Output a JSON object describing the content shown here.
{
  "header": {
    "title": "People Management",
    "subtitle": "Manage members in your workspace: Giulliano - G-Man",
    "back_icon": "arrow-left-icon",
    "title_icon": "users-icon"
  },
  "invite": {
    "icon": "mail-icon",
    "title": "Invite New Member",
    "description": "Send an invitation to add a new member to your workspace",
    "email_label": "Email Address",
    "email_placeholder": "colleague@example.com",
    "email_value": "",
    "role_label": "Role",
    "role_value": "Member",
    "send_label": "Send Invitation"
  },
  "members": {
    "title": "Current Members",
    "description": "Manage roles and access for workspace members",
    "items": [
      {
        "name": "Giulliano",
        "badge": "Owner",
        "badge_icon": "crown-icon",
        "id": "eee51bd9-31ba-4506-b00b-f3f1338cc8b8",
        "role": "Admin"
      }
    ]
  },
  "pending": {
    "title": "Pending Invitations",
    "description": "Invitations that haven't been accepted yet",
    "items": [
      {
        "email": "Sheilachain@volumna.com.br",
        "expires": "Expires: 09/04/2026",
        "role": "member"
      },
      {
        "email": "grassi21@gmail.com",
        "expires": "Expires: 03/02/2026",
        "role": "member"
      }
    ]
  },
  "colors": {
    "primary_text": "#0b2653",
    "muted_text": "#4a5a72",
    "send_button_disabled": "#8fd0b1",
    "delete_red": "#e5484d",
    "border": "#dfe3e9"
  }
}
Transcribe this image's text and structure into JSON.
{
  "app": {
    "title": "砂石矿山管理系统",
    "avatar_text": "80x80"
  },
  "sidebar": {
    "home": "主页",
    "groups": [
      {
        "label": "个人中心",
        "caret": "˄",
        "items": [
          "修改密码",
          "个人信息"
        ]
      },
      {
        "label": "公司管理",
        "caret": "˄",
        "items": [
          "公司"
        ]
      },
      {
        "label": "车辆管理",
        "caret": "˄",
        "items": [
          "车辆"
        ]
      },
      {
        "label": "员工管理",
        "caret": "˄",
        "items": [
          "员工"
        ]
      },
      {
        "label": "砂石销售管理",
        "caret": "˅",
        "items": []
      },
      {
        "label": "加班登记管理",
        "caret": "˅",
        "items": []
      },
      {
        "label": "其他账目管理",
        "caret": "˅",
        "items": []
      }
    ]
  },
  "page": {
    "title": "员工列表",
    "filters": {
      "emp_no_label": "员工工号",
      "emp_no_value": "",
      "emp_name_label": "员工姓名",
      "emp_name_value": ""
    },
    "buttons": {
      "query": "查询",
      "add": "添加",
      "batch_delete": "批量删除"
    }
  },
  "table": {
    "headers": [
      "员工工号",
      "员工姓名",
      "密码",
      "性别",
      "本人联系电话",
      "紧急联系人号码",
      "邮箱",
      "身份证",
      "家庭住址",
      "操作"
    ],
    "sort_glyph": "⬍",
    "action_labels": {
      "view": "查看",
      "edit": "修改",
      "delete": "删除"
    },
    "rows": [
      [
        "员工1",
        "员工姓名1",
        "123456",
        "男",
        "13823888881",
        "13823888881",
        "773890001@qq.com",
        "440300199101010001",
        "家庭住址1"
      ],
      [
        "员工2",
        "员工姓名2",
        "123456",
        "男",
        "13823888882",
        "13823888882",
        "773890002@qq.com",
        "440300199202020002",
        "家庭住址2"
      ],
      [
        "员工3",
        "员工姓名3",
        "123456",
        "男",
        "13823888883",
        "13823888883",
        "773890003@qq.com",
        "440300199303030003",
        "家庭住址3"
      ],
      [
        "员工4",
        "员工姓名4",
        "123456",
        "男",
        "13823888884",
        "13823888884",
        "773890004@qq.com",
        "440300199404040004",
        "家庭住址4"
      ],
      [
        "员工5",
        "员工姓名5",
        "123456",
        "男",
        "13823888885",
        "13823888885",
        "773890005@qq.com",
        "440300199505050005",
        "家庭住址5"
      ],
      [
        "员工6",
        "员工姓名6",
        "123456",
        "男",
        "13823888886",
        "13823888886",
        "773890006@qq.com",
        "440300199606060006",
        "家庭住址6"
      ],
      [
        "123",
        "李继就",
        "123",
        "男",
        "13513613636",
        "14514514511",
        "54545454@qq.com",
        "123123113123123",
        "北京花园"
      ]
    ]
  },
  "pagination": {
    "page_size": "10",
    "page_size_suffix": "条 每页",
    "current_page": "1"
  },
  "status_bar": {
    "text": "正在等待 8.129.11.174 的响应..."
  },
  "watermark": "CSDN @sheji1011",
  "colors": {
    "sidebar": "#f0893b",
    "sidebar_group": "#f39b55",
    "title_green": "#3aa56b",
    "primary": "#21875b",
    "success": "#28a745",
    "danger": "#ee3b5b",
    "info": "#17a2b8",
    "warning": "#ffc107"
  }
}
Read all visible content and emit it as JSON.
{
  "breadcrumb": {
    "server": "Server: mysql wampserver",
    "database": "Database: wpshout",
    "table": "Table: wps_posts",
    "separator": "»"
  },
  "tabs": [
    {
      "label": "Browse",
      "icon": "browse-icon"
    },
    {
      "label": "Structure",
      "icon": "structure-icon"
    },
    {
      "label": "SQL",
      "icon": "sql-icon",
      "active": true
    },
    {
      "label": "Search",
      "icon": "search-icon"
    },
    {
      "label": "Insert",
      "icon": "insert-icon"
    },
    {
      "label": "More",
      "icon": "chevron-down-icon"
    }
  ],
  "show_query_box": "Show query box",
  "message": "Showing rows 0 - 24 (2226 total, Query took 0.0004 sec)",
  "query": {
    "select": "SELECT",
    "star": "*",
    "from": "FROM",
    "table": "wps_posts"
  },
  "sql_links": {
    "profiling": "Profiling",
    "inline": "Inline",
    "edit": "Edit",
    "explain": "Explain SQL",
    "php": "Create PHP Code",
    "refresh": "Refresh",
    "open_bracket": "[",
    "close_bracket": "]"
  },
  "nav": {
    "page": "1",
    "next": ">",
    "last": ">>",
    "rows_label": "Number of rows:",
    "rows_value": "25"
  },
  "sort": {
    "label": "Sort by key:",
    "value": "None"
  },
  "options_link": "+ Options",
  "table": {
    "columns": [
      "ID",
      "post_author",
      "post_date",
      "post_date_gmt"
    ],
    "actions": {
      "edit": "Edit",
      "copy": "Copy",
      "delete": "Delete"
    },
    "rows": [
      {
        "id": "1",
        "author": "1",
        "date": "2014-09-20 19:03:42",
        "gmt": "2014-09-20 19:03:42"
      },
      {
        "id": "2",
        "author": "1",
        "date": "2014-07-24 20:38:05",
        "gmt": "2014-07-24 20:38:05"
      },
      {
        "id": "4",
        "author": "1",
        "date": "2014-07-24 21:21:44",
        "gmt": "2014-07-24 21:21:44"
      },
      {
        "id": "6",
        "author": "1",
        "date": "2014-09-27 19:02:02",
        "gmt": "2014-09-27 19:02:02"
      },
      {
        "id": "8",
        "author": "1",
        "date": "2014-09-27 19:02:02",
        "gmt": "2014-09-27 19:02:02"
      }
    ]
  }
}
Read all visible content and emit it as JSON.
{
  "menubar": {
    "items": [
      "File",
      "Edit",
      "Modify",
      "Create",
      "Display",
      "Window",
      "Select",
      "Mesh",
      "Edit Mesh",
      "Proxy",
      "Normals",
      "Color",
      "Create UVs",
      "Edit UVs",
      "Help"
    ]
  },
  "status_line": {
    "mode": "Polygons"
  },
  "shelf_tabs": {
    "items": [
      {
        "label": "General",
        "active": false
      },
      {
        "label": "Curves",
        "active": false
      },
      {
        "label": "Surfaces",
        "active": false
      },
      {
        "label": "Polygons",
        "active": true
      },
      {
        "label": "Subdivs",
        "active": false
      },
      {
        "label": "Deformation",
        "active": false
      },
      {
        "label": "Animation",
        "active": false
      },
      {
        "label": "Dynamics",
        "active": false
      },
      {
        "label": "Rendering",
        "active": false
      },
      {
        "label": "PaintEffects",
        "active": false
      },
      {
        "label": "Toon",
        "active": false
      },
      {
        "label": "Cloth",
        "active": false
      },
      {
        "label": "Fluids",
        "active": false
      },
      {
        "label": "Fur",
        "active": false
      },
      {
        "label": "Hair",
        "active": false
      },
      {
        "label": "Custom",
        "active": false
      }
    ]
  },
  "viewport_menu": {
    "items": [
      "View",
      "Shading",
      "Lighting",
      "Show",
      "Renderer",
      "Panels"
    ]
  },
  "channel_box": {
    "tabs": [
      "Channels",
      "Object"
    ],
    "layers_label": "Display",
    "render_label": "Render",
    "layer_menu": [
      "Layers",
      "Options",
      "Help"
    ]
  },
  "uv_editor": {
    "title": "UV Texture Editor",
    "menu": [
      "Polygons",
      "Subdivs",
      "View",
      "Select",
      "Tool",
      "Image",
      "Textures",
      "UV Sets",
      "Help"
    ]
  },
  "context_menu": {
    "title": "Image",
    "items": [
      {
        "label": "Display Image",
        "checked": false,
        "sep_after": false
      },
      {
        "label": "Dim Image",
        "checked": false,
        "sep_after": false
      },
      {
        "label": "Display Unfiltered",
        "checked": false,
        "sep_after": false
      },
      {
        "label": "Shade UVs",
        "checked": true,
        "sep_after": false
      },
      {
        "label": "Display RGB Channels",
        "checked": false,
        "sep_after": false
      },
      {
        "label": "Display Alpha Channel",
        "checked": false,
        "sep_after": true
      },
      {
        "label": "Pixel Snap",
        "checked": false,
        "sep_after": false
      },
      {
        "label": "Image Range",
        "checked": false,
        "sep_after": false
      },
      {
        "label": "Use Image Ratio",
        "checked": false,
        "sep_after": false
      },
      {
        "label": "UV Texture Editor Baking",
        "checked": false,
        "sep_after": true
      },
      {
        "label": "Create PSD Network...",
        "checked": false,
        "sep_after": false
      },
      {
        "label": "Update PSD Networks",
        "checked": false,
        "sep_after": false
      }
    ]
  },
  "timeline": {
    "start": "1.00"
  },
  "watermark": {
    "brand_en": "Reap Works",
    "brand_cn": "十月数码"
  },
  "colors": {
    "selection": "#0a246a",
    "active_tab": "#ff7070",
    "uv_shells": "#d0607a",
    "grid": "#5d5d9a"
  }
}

Stated task | Locate each line containing the string "Polygons" and show it.

Expected answer |
    "mode": "Polygons"
        "label": "Polygons",
      "Polygons",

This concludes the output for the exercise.